- _What is needed_
In the material below, rewrite the stretch from the line containing "report-chart-button[interactable] [961,55,995,81]" through the line containing "nav-tasks[interactable]: Tasks [498,0,561,46]", substituting "Clock In" for "Check In" and leaving everything else unchanged.

- _A block of data_

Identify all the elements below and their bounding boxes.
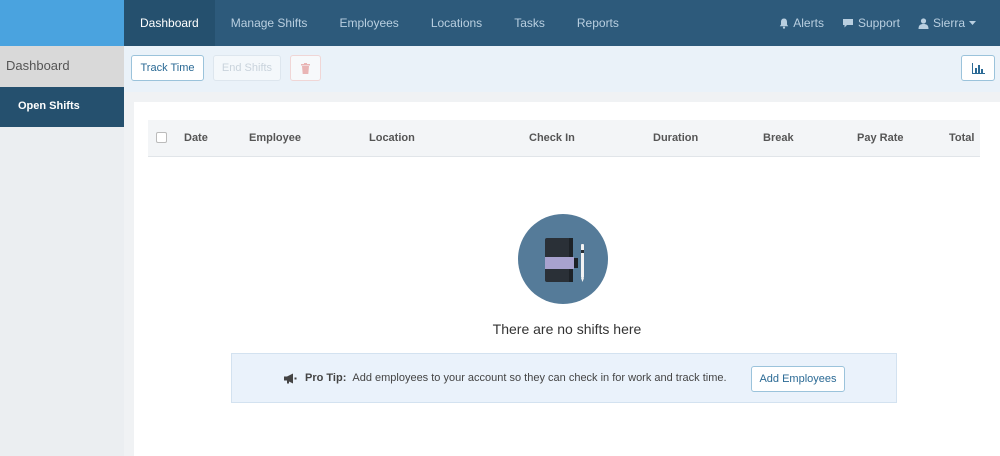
report-chart-button[interactable] [961,55,995,81]
empty-state-message: There are no shifts here [492,321,642,337]
nav-manage-shifts[interactable]: Manage Shifts [215,0,324,46]
toolbar: Track Time End Shifts [124,46,1000,92]
col-check-in[interactable]: Check In [529,132,575,144]
track-time-button[interactable]: Track Time [131,55,204,81]
nav-right: Alerts Support Sierra [770,0,1000,46]
pro-tip-label: Pro Tip: [305,372,347,384]
megaphone-icon [284,373,297,384]
col-duration[interactable]: Duration [653,132,698,144]
bell-icon [779,18,789,29]
nav-alerts[interactable]: Alerts [770,0,833,46]
top-nav: Dashboard Manage Shifts Employees Locati… [124,0,1000,46]
caret-down-icon [969,20,976,26]
shifts-panel: Date Employee Location Check In Duration… [134,102,1000,456]
add-employees-button[interactable]: Add Employees [751,366,845,392]
nav-user-menu[interactable]: Sierra [909,0,1000,46]
col-date[interactable]: Date [184,132,208,144]
delete-button[interactable] [290,55,321,81]
col-break[interactable]: Break [763,132,794,144]
col-location[interactable]: Location [369,132,415,144]
nav-tasks[interactable]: Tasks [498,0,561,46]
sidebar-item-open-shifts[interactable]: Open Shifts [0,87,124,127]
nav-support-label: Support [857,16,900,30]
nav-locations[interactable]: Locations [415,0,498,46]
select-all-checkbox[interactable] [156,132,167,143]
nav-employees[interactable]: Employees [323,0,414,46]
empty-state-notebook-icon [518,214,608,304]
comment-icon [842,18,854,29]
col-employee[interactable]: Employee [249,132,301,144]
sidebar-title: Dashboard [0,46,124,87]
col-total[interactable]: Total [949,132,974,144]
bar-chart-icon [971,62,985,74]
user-icon [918,17,929,29]
sidebar: Dashboard Open Shifts [0,46,124,456]
trash-icon [301,62,310,74]
table-header: Date Employee Location Check In Duration… [148,120,980,157]
end-shifts-button[interactable]: End Shifts [213,55,281,81]
nav-user-label: Sierra [932,16,965,30]
nav-support[interactable]: Support [833,0,909,46]
pro-tip-banner: Pro Tip: Add employees to your account s… [231,353,897,403]
pro-tip-text: Add employees to your account so they ca… [352,372,727,384]
nav-reports[interactable]: Reports [561,0,635,46]
col-pay-rate[interactable]: Pay Rate [857,132,903,144]
nav-dashboard[interactable]: Dashboard [124,0,215,46]
main-content: Date Employee Location Check In Duration… [124,92,1000,456]
brand-area [0,0,124,46]
nav-alerts-label: Alerts [793,16,824,30]
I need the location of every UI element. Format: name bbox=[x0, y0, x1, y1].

- _Written answer_
report-chart-button[interactable] [961,55,995,81]
empty-state-message: There are no shifts here [492,321,642,337]
nav-manage-shifts[interactable]: Manage Shifts [215,0,324,46]
toolbar: Track Time End Shifts [124,46,1000,92]
col-check-in[interactable]: Clock In [529,132,575,144]
track-time-button[interactable]: Track Time [131,55,204,81]
nav-right: Alerts Support Sierra [770,0,1000,46]
pro-tip-label: Pro Tip: [305,372,347,384]
megaphone-icon [284,373,297,384]
col-duration[interactable]: Duration [653,132,698,144]
bell-icon [779,18,789,29]
nav-alerts[interactable]: Alerts [770,0,833,46]
top-nav: Dashboard Manage Shifts Employees Locati… [124,0,1000,46]
caret-down-icon [969,20,976,26]
shifts-panel: Date Employee Location Clock In Duration… [134,102,1000,456]
add-employees-button[interactable]: Add Employees [751,366,845,392]
nav-user-menu[interactable]: Sierra [909,0,1000,46]
col-date[interactable]: Date [184,132,208,144]
delete-button[interactable] [290,55,321,81]
col-break[interactable]: Break [763,132,794,144]
col-location[interactable]: Location [369,132,415,144]
nav-tasks[interactable]: Tasks [498,0,561,46]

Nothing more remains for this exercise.